### [Recorded data]

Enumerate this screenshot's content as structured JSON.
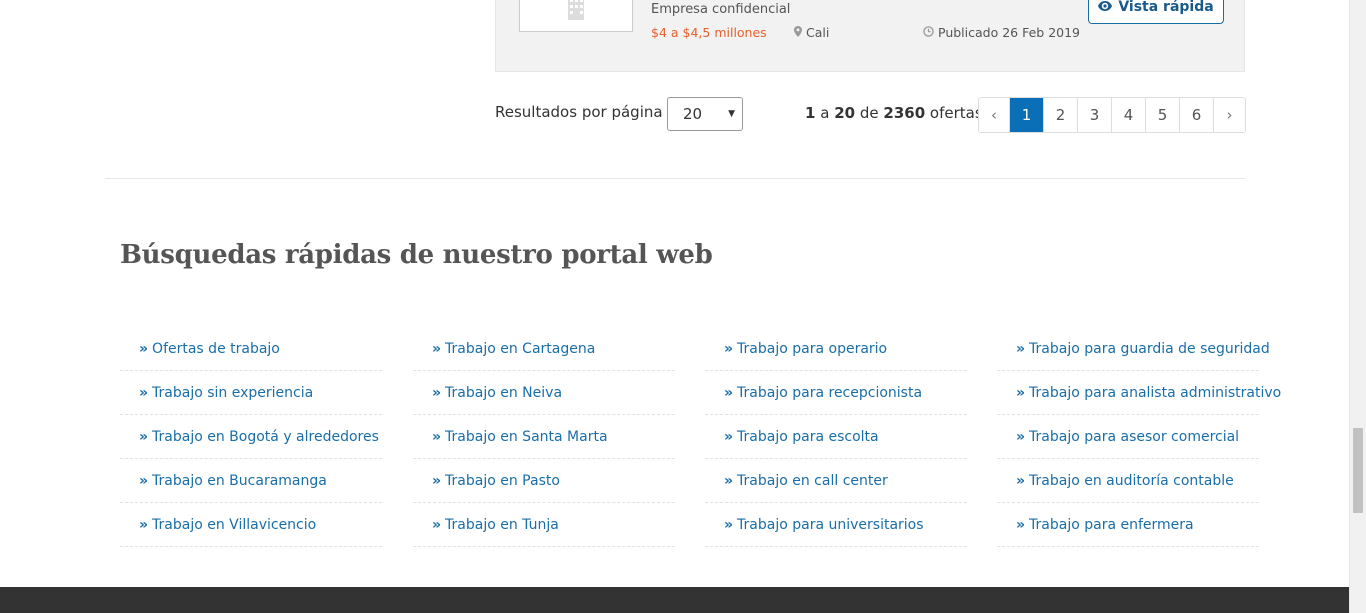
{
  "job_card": {
    "company": "Empresa confidencial",
    "salary": "$4 a $4,5 millones",
    "location": "Cali",
    "published": "Publicado 26 Feb 2019",
    "quick_view_label": "Vista rápida",
    "icons": [
      "building-icon",
      "map-marker-icon",
      "clock-icon",
      "eye-icon"
    ],
    "colors": {
      "salary": "#e8602c",
      "accent": "#1a6ea8"
    }
  },
  "pagination": {
    "per_page_label": "Resultados por página",
    "per_page_value": "20",
    "results": {
      "from": "1",
      "sep1": "a",
      "to": "20",
      "sep2": "de",
      "total": "2360",
      "unit": "ofertas"
    },
    "prev": "‹",
    "next": "›",
    "pages": [
      "1",
      "2",
      "3",
      "4",
      "5",
      "6"
    ],
    "current_page": "1",
    "active_color": "#0a6fb6"
  },
  "quick_searches": {
    "title": "Búsquedas rápidas de nuestro portal web",
    "bullet": "»",
    "columns": [
      [
        "Ofertas de trabajo",
        "Trabajo sin experiencia",
        "Trabajo en Bogotá y alrededores",
        "Trabajo en Bucaramanga",
        "Trabajo en Villavicencio"
      ],
      [
        "Trabajo en Cartagena",
        "Trabajo en Neiva",
        "Trabajo en Santa Marta",
        "Trabajo en Pasto",
        "Trabajo en Tunja"
      ],
      [
        "Trabajo para operario",
        "Trabajo para recepcionista",
        "Trabajo para escolta",
        "Trabajo en call center",
        "Trabajo para universitarios"
      ],
      [
        "Trabajo para guardia de seguridad",
        "Trabajo para analista administrativo",
        "Trabajo para asesor comercial",
        "Trabajo en auditoría contable",
        "Trabajo para enfermera"
      ]
    ]
  }
}
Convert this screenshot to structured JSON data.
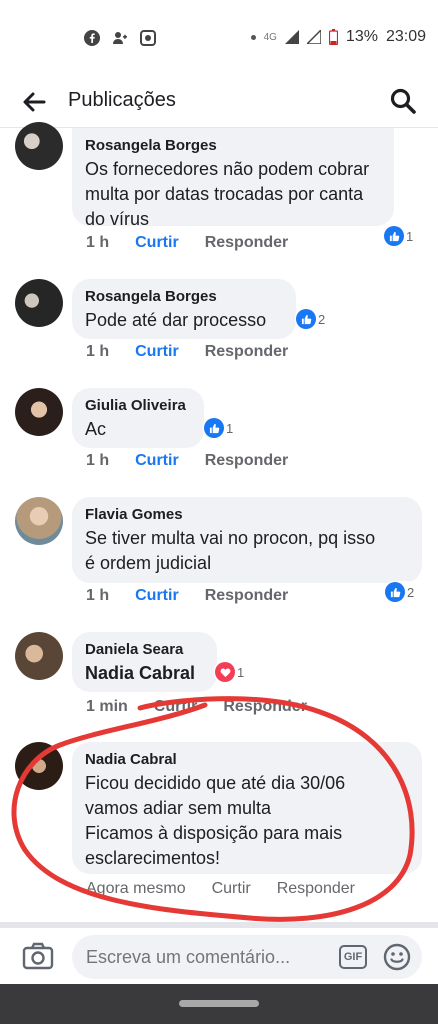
{
  "status_bar": {
    "network": "4G",
    "battery": "13%",
    "time": "23:09"
  },
  "header": {
    "title": "Publicações"
  },
  "comments": [
    {
      "author": "Rosangela Borges",
      "text_lines": [
        "Os fornecedores não podem cobrar",
        "multa por datas trocadas por canta",
        "do vírus"
      ],
      "time": "1 h",
      "like_label": "Curtir",
      "reply_label": "Responder",
      "reaction_count": "1"
    },
    {
      "author": "Rosangela Borges",
      "text_lines": [
        "Pode até dar processo"
      ],
      "time": "1 h",
      "like_label": "Curtir",
      "reply_label": "Responder",
      "reaction_count": "2"
    },
    {
      "author": "Giulia Oliveira",
      "text_lines": [
        "Ac"
      ],
      "time": "1 h",
      "like_label": "Curtir",
      "reply_label": "Responder",
      "reaction_count": "1"
    },
    {
      "author": "Flavia Gomes",
      "text_lines": [
        "Se tiver multa vai no procon, pq isso",
        "é ordem judicial"
      ],
      "time": "1 h",
      "like_label": "Curtir",
      "reply_label": "Responder",
      "reaction_count": "2"
    },
    {
      "author": "Daniela Seara",
      "text_lines": [
        "Nadia Cabral"
      ],
      "time": "1 min",
      "like_label": "Curtir",
      "reply_label": "Responder",
      "reaction_count": "1"
    },
    {
      "author": "Nadia Cabral",
      "text_lines": [
        "Ficou decidido que até dia 30/06",
        "vamos adiar sem multa",
        "Ficamos à disposição para mais",
        "esclarecimentos!"
      ],
      "time": "Agora mesmo",
      "like_label": "Curtir",
      "reply_label": "Responder"
    }
  ],
  "composer": {
    "placeholder": "Escreva um comentário...",
    "gif_label": "GIF"
  },
  "colors": {
    "accent": "#1877f2",
    "love": "#f33e58",
    "annotation": "#e53935"
  }
}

### [Task statement]
Nothing in the entries should change as you copy them, except that the pictures are left out.

### [Answer]
Enumerate this screenshot's content as structured JSON.
{
  "job_card": {
    "company": "Empresa confidencial",
    "salary": "$4 a $4,5 millones",
    "location": "Cali",
    "published": "Publicado 26 Feb 2019",
    "quick_view_label": "Vista rápida",
    "icons": [
      "building-icon",
      "map-marker-icon",
      "clock-icon",
      "eye-icon"
    ],
    "colors": {
      "salary": "#e8602c",
      "accent": "#1a6ea8"
    }
  },
  "pagination": {
    "per_page_label": "Resultados por página",
    "per_page_value": "20",
    "results": {
      "from": "1",
      "sep1": "a",
      "to": "20",
      "sep2": "de",
      "total": "2360",
      "unit": "ofertas"
    },
    "prev": "‹",
    "next": "›",
    "pages": [
      "1",
      "2",
      "3",
      "4",
      "5",
      "6"
    ],
    "current_page": "1",
    "active_color": "#0a6fb6"
  },
  "quick_searches": {
    "title": "Búsquedas rápidas de nuestro portal web",
    "bullet": "»",
    "columns": [
      [
        "Ofertas de trabajo",
        "Trabajo sin experiencia",
        "Trabajo en Bogotá y alrededores",
        "Trabajo en Bucaramanga",
        "Trabajo en Villavicencio"
      ],
      [
        "Trabajo en Cartagena",
        "Trabajo en Neiva",
        "Trabajo en Santa Marta",
        "Trabajo en Pasto",
        "Trabajo en Tunja"
      ],
      [
        "Trabajo para operario",
        "Trabajo para recepcionista",
        "Trabajo para escolta",
        "Trabajo en call center",
        "Trabajo para universitarios"
      ],
      [
        "Trabajo para guardia de seguridad",
        "Trabajo para analista administrativo",
        "Trabajo para asesor comercial",
        "Trabajo en auditoría contable",
        "Trabajo para enfermera"
      ]
    ]
  }
}
Convert this screenshot to structured JSON data.
{
  "status_bar": {
    "network": "4G",
    "battery": "13%",
    "time": "23:09"
  },
  "header": {
    "title": "Publicações"
  },
  "comments": [
    {
      "author": "Rosangela Borges",
      "text_lines": [
        "Os fornecedores não podem cobrar",
        "multa por datas trocadas por canta",
        "do vírus"
      ],
      "time": "1 h",
      "like_label": "Curtir",
      "reply_label": "Responder",
      "reaction_count": "1"
    },
    {
      "author": "Rosangela Borges",
      "text_lines": [
        "Pode até dar processo"
      ],
      "time": "1 h",
      "like_label": "Curtir",
      "reply_label": "Responder",
      "reaction_count": "2"
    },
    {
      "author": "Giulia Oliveira",
      "text_lines": [
        "Ac"
      ],
      "time": "1 h",
      "like_label": "Curtir",
      "reply_label": "Responder",
      "reaction_count": "1"
    },
    {
      "author": "Flavia Gomes",
      "text_lines": [
        "Se tiver multa vai no procon, pq isso",
        "é ordem judicial"
      ],
      "time": "1 h",
      "like_label": "Curtir",
      "reply_label": "Responder",
      "reaction_count": "2"
    },
    {
      "author": "Daniela Seara",
      "text_lines": [
        "Nadia Cabral"
      ],
      "time": "1 min",
      "like_label": "Curtir",
      "reply_label": "Responder",
      "reaction_count": "1"
    },
    {
      "author": "Nadia Cabral",
      "text_lines": [
        "Ficou decidido que até dia 30/06",
        "vamos adiar sem multa",
        "Ficamos à disposição para mais",
        "esclarecimentos!"
      ],
      "time": "Agora mesmo",
      "like_label": "Curtir",
      "reply_label": "Responder"
    }
  ],
  "composer": {
    "placeholder": "Escreva um comentário...",
    "gif_label": "GIF"
  },
  "colors": {
    "accent": "#1877f2",
    "love": "#f33e58",
    "annotation": "#e53935"
  }
}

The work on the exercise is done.